What the exercise asks: Identify all lines below that hold "this" and collect them.

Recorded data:
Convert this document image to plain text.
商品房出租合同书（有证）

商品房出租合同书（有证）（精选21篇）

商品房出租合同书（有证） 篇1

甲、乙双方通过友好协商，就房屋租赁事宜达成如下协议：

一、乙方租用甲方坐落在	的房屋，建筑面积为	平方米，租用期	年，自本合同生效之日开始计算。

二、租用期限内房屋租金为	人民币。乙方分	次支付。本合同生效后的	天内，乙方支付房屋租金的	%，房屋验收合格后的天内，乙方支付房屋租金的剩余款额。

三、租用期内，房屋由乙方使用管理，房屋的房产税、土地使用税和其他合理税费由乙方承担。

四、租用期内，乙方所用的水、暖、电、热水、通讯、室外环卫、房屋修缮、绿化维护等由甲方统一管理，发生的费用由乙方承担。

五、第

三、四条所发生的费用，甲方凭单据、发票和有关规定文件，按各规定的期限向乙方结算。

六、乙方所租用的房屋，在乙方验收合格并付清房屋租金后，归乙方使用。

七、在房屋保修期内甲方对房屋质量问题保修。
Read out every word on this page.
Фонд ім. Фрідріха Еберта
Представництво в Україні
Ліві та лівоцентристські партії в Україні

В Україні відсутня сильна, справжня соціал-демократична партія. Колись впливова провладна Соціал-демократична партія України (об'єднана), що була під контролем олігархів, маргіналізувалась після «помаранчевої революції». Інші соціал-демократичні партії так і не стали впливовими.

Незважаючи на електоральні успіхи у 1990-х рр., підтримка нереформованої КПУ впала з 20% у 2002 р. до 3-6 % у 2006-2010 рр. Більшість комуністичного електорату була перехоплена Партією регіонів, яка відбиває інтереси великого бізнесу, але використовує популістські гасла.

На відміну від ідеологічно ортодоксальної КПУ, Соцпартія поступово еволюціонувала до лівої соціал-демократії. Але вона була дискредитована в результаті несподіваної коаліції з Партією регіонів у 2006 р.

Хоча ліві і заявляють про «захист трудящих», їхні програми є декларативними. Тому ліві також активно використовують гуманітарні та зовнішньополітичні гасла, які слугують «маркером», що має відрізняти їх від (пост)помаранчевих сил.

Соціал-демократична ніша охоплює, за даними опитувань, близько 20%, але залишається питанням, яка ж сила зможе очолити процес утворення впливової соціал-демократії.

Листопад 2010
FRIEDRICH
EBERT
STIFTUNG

Result:
Convert this document image to plain text.
Read out every word on this page.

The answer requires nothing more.